- _TASK OBJECTIVE_
Reproduce each line bearing the word "dieses".

- _DATASET EXTRACT_
= = = = = = =

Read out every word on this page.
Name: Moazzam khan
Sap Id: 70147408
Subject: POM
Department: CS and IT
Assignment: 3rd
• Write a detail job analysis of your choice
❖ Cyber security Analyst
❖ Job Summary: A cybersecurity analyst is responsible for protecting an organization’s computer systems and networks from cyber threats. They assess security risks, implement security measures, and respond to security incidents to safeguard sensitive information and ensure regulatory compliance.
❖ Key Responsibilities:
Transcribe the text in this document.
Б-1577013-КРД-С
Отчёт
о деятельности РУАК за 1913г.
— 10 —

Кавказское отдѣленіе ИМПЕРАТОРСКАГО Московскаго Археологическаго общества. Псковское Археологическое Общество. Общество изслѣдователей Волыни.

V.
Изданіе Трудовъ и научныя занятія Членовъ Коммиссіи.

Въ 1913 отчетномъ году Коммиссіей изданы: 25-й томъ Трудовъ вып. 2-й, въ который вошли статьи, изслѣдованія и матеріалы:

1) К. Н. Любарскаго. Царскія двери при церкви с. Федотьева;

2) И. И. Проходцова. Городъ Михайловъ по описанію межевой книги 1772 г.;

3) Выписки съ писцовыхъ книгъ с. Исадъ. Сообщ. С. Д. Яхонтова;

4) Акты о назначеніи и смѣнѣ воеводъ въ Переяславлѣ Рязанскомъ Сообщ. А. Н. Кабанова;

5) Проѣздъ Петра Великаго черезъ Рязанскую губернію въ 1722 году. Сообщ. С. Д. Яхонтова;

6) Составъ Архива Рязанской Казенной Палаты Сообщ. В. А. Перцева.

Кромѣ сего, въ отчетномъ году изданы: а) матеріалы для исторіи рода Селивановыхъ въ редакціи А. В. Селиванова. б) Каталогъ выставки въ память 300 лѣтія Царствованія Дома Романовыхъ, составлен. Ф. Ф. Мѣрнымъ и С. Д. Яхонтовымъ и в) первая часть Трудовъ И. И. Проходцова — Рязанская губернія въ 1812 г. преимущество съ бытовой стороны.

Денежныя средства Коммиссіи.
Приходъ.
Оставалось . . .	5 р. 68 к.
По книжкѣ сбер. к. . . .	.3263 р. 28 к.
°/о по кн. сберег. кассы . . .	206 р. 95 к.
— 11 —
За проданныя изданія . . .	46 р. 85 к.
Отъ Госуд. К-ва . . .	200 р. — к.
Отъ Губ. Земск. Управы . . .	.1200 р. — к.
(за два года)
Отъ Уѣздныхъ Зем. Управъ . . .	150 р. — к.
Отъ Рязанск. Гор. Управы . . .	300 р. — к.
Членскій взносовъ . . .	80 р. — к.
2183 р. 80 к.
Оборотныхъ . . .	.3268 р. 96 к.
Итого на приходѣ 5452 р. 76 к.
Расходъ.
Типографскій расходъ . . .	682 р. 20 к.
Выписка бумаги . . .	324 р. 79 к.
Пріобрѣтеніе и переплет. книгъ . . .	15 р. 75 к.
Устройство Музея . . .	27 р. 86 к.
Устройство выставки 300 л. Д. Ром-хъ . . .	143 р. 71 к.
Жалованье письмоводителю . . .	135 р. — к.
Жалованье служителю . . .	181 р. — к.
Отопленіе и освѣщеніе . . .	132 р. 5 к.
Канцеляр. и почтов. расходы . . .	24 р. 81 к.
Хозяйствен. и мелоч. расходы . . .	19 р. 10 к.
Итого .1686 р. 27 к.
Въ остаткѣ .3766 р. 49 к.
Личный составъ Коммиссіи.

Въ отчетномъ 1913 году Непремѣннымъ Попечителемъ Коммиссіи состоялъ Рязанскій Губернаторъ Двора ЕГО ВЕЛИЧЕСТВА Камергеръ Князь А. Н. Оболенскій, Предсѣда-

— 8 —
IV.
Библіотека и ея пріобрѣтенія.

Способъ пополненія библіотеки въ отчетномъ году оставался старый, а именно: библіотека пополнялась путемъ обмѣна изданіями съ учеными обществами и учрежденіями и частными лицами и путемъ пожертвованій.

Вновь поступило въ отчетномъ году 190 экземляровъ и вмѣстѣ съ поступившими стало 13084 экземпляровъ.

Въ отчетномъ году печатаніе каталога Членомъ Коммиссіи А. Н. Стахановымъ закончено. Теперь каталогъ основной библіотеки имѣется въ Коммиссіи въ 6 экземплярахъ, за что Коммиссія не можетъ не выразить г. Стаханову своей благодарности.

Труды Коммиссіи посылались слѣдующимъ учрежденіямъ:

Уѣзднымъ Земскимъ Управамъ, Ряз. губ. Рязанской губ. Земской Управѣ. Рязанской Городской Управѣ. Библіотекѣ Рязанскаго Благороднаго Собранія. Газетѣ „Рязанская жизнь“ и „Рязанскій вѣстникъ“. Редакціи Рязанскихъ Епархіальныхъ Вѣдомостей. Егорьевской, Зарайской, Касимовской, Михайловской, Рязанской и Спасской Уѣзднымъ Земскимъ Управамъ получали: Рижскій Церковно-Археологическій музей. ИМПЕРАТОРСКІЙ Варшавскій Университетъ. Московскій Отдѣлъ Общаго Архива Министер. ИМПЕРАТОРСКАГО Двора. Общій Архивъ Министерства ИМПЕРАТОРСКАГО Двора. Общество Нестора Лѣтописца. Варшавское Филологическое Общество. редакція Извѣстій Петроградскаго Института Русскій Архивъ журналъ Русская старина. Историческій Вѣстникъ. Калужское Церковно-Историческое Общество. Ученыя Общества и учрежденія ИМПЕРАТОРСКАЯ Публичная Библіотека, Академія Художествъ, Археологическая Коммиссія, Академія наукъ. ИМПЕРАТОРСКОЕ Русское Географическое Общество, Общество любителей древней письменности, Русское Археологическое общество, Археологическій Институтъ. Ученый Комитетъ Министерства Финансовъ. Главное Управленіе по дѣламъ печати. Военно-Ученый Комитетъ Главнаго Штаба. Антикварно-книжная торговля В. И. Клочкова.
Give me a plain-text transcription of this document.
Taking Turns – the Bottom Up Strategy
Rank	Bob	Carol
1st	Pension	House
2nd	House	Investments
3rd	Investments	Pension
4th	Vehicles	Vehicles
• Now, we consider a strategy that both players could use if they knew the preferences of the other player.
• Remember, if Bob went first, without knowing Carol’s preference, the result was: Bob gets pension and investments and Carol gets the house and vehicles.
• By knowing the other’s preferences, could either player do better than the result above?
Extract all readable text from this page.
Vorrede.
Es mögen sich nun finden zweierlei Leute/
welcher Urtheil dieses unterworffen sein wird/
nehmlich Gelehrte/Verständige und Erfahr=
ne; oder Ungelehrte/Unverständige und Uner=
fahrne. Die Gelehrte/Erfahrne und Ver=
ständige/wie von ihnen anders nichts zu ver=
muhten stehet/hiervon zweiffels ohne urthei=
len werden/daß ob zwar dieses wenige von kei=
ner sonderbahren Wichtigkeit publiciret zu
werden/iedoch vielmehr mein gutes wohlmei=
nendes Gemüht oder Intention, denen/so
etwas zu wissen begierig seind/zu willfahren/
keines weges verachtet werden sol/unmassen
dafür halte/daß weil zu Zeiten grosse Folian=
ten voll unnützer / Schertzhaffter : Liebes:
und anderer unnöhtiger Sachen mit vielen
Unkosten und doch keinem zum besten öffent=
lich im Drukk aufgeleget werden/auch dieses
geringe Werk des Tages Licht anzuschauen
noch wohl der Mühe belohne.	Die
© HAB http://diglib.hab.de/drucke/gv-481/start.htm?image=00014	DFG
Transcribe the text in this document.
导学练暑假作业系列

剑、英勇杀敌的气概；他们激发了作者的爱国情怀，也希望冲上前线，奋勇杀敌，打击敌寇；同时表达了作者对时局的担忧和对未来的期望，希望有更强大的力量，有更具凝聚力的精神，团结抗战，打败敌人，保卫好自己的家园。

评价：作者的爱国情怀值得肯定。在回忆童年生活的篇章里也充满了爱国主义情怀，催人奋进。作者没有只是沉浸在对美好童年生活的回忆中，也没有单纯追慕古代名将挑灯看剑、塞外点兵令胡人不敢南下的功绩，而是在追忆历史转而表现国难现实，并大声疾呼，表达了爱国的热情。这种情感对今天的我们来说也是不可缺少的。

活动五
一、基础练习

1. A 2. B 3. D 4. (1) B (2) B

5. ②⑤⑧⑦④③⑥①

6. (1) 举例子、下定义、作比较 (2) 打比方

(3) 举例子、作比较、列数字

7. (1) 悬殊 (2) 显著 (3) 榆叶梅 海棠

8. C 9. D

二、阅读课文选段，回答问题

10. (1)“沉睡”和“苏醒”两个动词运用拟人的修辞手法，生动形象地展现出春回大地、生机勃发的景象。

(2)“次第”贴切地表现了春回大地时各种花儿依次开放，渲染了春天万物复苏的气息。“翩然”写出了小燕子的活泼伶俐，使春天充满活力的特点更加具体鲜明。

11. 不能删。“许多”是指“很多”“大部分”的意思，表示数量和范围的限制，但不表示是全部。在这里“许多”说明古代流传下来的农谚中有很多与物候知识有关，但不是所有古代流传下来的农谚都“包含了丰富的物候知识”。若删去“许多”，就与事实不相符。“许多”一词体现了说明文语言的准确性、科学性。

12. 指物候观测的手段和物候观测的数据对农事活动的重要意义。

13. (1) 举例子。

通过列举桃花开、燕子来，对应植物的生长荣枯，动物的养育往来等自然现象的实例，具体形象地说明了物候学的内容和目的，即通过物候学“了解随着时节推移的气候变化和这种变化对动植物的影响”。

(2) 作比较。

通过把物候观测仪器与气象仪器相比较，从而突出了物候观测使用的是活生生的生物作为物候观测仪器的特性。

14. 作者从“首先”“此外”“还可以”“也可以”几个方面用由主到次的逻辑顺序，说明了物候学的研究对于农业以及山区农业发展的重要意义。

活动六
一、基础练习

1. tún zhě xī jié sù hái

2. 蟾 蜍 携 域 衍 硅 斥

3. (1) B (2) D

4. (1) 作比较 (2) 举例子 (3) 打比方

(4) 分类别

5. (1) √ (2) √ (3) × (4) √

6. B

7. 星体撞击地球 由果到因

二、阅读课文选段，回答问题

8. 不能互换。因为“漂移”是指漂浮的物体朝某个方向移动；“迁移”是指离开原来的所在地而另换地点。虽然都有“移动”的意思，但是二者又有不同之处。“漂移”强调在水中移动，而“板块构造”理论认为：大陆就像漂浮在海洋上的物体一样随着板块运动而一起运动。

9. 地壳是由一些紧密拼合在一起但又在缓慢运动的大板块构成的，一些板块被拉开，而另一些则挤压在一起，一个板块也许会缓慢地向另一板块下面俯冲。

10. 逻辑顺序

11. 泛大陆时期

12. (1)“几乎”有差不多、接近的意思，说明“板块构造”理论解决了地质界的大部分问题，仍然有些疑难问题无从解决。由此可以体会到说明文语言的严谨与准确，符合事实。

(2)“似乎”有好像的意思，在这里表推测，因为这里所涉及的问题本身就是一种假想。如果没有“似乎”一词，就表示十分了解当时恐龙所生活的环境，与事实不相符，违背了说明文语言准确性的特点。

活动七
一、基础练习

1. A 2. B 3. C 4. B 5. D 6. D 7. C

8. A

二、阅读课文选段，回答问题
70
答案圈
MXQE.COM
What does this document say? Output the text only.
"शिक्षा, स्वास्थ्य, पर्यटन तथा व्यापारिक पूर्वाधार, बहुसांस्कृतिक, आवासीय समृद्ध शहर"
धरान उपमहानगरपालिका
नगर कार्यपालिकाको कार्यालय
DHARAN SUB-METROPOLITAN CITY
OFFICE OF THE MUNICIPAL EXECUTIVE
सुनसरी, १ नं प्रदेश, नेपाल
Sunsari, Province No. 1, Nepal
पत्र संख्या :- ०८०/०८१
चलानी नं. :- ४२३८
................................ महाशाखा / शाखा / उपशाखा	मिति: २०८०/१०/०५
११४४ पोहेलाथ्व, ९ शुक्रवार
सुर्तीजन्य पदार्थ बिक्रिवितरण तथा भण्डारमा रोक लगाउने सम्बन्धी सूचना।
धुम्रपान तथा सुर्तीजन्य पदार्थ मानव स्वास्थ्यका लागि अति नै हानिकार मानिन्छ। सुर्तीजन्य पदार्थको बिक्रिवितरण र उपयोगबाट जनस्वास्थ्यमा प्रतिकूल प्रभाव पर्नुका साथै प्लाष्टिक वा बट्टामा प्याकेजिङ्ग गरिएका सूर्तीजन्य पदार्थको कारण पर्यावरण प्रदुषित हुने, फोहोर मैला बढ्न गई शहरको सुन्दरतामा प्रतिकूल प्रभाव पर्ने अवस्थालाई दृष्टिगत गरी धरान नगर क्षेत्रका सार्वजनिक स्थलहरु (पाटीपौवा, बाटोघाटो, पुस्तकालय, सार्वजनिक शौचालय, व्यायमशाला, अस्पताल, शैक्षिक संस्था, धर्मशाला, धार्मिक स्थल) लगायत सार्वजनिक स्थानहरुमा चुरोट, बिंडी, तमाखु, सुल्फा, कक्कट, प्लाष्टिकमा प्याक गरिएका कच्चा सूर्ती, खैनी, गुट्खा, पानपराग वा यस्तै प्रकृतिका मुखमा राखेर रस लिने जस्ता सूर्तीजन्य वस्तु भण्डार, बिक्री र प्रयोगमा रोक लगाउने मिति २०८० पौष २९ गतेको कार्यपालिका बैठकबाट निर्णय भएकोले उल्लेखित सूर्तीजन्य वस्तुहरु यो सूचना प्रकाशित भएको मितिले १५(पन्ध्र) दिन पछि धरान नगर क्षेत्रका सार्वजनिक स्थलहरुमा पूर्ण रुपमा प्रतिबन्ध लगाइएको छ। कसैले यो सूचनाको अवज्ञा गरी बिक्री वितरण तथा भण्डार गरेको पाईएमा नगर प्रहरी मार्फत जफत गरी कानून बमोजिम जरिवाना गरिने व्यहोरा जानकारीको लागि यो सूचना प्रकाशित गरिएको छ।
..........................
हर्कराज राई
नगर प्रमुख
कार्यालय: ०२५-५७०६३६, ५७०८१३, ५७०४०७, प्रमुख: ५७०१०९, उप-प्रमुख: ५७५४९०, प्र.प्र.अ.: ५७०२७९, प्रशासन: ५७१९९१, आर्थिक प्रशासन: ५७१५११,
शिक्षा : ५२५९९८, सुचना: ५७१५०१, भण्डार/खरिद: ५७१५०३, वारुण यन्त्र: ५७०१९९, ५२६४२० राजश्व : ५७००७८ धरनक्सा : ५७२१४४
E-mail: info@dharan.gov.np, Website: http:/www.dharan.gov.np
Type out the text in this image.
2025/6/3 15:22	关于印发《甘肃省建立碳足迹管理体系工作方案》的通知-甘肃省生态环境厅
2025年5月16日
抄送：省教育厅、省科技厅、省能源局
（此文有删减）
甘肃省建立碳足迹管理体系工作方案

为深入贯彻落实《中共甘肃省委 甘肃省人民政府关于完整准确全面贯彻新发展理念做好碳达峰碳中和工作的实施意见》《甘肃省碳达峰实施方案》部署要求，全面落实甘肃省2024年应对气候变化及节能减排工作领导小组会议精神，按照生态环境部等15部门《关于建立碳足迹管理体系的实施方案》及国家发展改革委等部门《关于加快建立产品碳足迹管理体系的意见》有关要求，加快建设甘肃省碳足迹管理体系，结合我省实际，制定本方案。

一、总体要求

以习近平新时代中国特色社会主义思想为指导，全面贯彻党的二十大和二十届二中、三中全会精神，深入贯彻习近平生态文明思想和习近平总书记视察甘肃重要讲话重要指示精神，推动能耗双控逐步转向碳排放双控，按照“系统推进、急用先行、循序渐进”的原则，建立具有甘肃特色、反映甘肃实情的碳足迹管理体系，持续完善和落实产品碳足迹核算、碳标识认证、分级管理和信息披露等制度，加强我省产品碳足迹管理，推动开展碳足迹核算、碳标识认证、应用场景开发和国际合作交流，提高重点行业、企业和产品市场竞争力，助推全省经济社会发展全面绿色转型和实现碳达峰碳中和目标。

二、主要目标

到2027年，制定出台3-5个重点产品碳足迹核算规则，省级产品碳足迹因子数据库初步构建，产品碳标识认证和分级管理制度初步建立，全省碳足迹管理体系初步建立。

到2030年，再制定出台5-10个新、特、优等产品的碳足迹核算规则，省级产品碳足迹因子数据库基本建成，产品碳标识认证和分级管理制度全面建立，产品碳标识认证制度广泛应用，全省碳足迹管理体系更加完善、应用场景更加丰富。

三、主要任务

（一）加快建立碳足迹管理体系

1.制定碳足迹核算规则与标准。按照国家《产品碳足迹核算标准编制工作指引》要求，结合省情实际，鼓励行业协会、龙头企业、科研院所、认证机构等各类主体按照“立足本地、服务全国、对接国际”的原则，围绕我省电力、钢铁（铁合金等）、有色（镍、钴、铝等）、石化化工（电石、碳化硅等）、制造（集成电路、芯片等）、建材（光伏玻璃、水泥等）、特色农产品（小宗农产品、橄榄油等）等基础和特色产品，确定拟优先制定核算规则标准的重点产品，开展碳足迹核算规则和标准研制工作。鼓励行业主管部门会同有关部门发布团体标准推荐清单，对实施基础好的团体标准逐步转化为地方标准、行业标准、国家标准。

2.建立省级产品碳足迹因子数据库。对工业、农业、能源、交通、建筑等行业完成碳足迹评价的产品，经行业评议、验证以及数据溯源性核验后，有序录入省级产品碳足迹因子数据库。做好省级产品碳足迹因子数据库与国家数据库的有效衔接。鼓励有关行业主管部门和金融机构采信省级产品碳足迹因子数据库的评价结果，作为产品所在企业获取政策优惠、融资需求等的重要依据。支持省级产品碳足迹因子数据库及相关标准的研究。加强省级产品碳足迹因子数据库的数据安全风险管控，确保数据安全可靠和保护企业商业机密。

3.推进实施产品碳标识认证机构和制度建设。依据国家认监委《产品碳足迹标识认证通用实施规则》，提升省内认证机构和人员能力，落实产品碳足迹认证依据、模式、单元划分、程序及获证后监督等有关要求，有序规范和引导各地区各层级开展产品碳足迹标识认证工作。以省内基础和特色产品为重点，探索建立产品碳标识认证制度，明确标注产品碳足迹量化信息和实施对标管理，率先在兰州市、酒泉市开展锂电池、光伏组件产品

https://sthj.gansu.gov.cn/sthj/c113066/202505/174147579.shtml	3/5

= = = = = = =

- _TASK ANSWER_
welcher Urtheil dieses unterworffen sein wird/
len werden/daß ob zwar dieses wenige von kei=
lich im Drukk aufgeleget werden/auch dieses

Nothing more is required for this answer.